▶ _Excerpted data_:
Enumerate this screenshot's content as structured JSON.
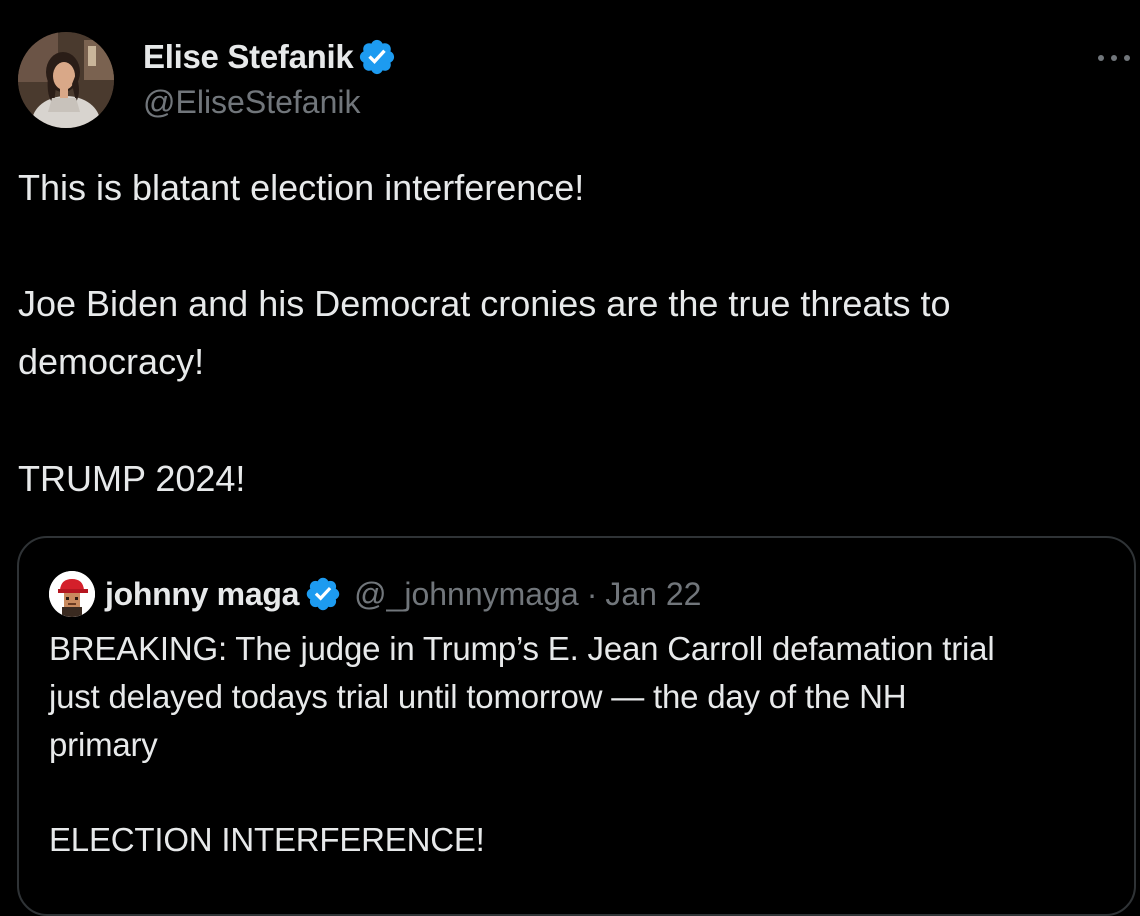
{
  "author": {
    "name": "Elise Stefanik",
    "handle": "@EliseStefanik",
    "verified": true
  },
  "post": {
    "line_1": "This is blatant election interference!",
    "line_2": "Joe Biden and his Democrat cronies are the true threats to",
    "line_3": "democracy!",
    "line_4": "TRUMP 2024!"
  },
  "quoted_post": {
    "name": "johnny maga",
    "handle": "@_johnnymaga",
    "separator": "·",
    "date": "Jan 22",
    "line_1": "BREAKING: The judge in Trump’s E. Jean Carroll defamation trial",
    "line_2": "just delayed todays trial until tomorrow — the day of the NH",
    "line_3": "primary",
    "line_4": "ELECTION INTERFERENCE!"
  },
  "icons": {
    "verified": "verified-badge-icon",
    "more": "more-options-icon"
  },
  "colors": {
    "background": "#000000",
    "primary_text": "#e7e9ea",
    "secondary_text": "#71767b",
    "verified_blue": "#1d9bf0",
    "card_border": "#2f3336"
  }
}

▶ _Given instruction_:
All of the material above is to be copied exactly, except for its images.

▶ _Answer to the task_:
Enumerate this screenshot's content as structured JSON.
{
  "author": {
    "name": "Elise Stefanik",
    "handle": "@EliseStefanik",
    "verified": true
  },
  "post": {
    "line_1": "This is blatant election interference!",
    "line_2": "Joe Biden and his Democrat cronies are the true threats to",
    "line_3": "democracy!",
    "line_4": "TRUMP 2024!"
  },
  "quoted_post": {
    "name": "johnny maga",
    "handle": "@_johnnymaga",
    "separator": "·",
    "date": "Jan 22",
    "line_1": "BREAKING: The judge in Trump’s E. Jean Carroll defamation trial",
    "line_2": "just delayed todays trial until tomorrow — the day of the NH",
    "line_3": "primary",
    "line_4": "ELECTION INTERFERENCE!"
  },
  "icons": {
    "verified": "verified-badge-icon",
    "more": "more-options-icon"
  },
  "colors": {
    "background": "#000000",
    "primary_text": "#e7e9ea",
    "secondary_text": "#71767b",
    "verified_blue": "#1d9bf0",
    "card_border": "#2f3336"
  }
}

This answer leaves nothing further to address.